Task directions
From the listing below, tally the lines that include "可以验证". Return only the total.

Dataset records
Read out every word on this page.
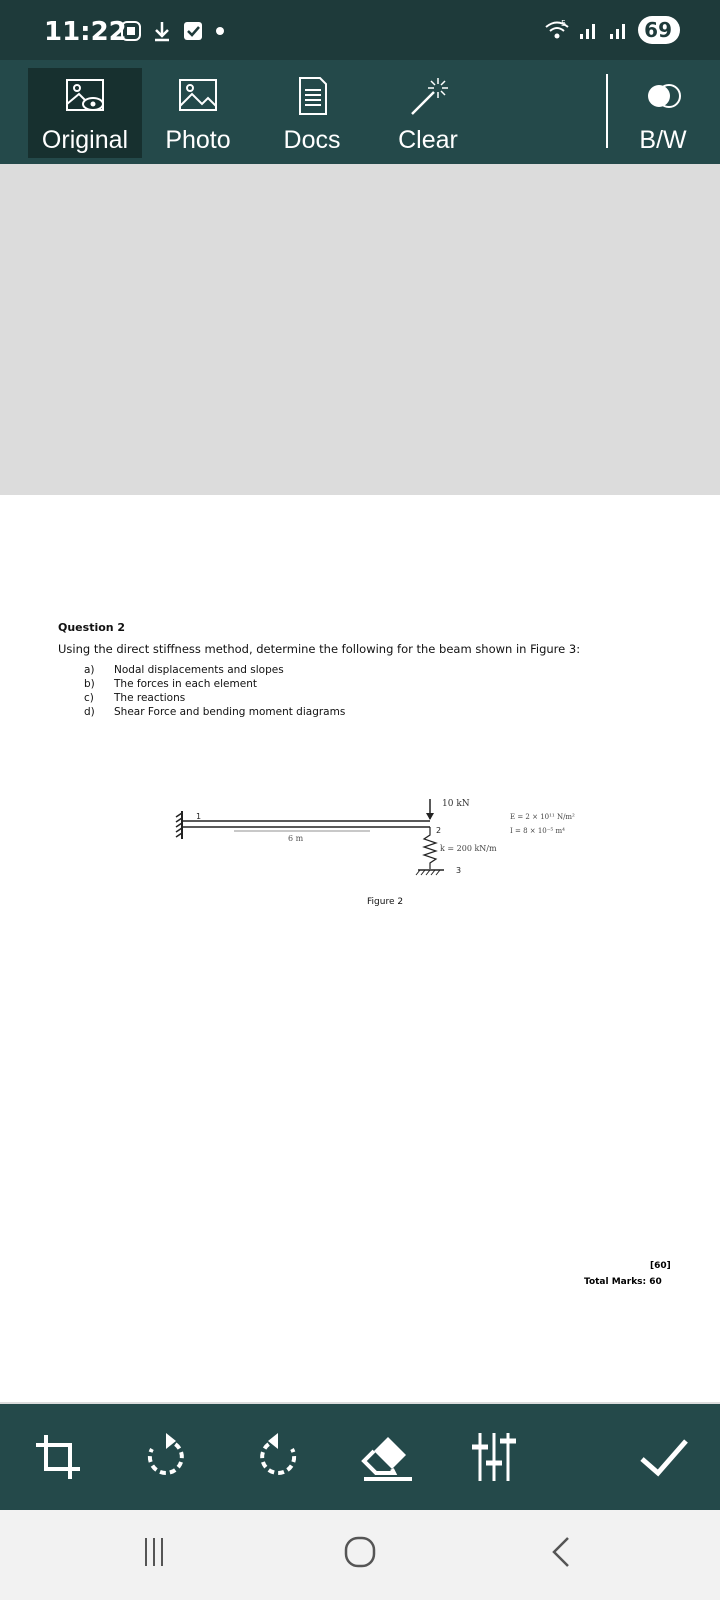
11:22	5	69
Original Photo Docs Clear	B/W
Question 2
Using the direct stiffness method, determine the following for the beam shown in Figure 3:
a)	Nodal displacements and slopes
b)	The forces in each element
c)	The reactions
d)	Shear Force and bending moment diagrams
1
6 m
10 kN
2
3
k = 200 kN/m
E = 2 × 10¹¹ N/m²
I = 8 × 10⁻⁵ m⁴
Figure 2
[60]
Total Marks: 60
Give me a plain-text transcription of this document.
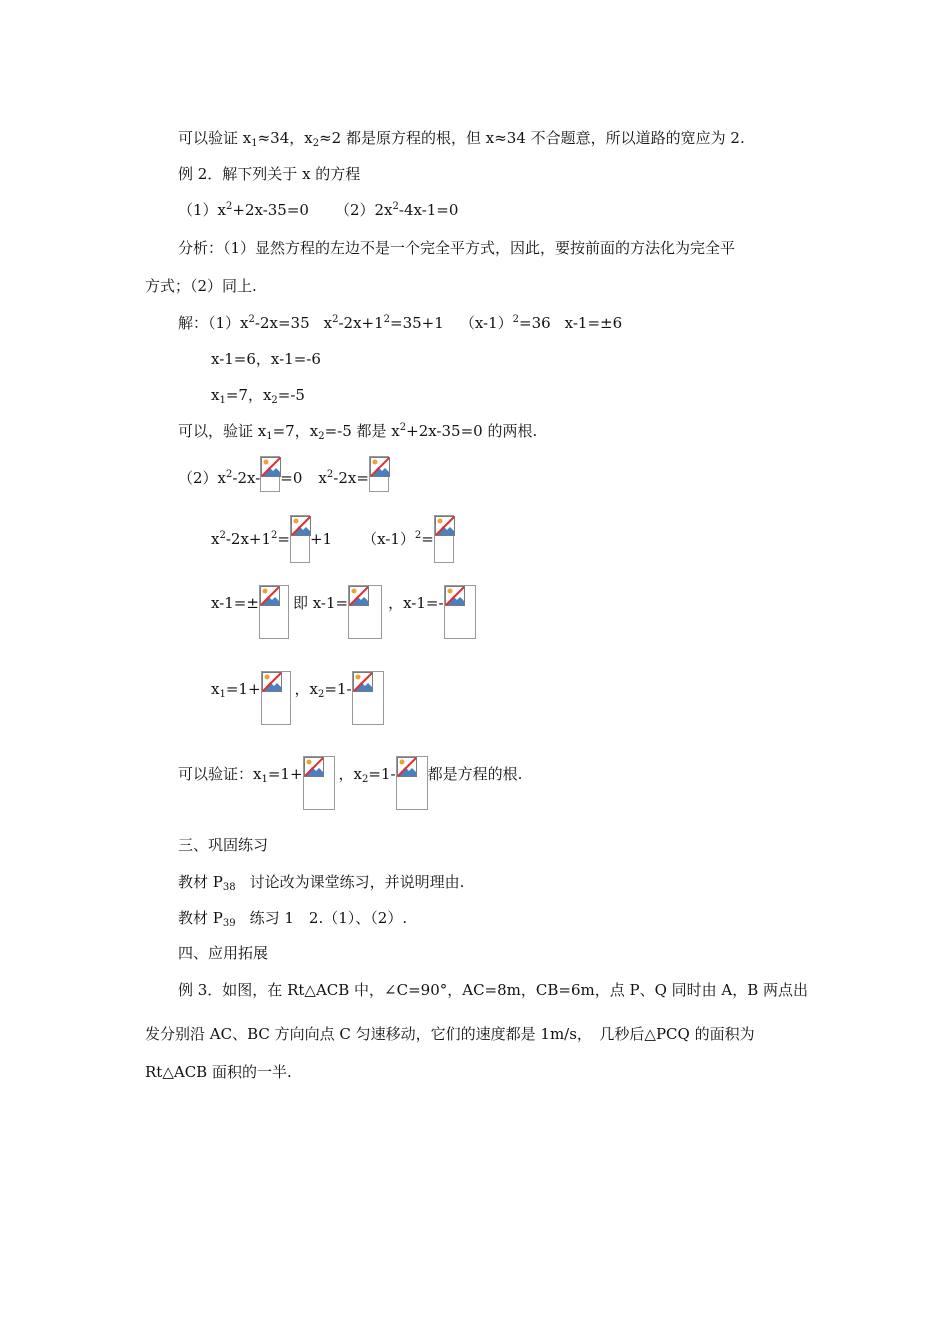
可以验证 $x_1\approx 34$，$x_2\approx 2$ 都是原方程的根，但 x≈34 不合题意，所以道路的宽应为 2.
例 2．解下列关于 x 的方程
$(1)x^2+2x-35=0$ $(2)2x^2-4x-1=0$
分析：（1）显然方程的左边不是一个完全平方式，因此，要按前面的方法化为完全平
方式；（2）同上.
解：$(1)x^2-2x=35$ $x^2-2x+1^2=35+1$ $(x-1)^2=36$ x-1=±6
x-1=6，x-1=-6
$x_1=7$，$x_2=-5$
可以，验证 $x_1=7$，$x_2=-5$ 都是 $x^2+2x-35=0$ 的两根.
$(2)x^2-2x- =0$ $x^2-2x=$
$x^2-2x+1^2= +1$ $(x-1)^2=$
x-1=± 即 x-1=	，x-1=-
$x_1=1+$ ，$x_2=1-$
可以验证：$x_1=1+$ ，$x_2=1-$ 都是方程的根.
三、巩固练习
教材 $P_{38}$ 讨论改为课堂练习，并说明理由.
教材 $P_{39}$ 练习 1　2.（1）、（2）.
四、应用拓展
例 3．如图，在 Rt△ACB 中，∠C=90°，AC=8m，CB=6m，点 P、Q 同时由 A，B 两点出
发分别沿 AC、BC 方向向点 C 匀速移动，它们的速度都是 1m/s，　几秒后△PCQ 的面积为
Rt△ACB 面积的一半.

Solution to this problem
2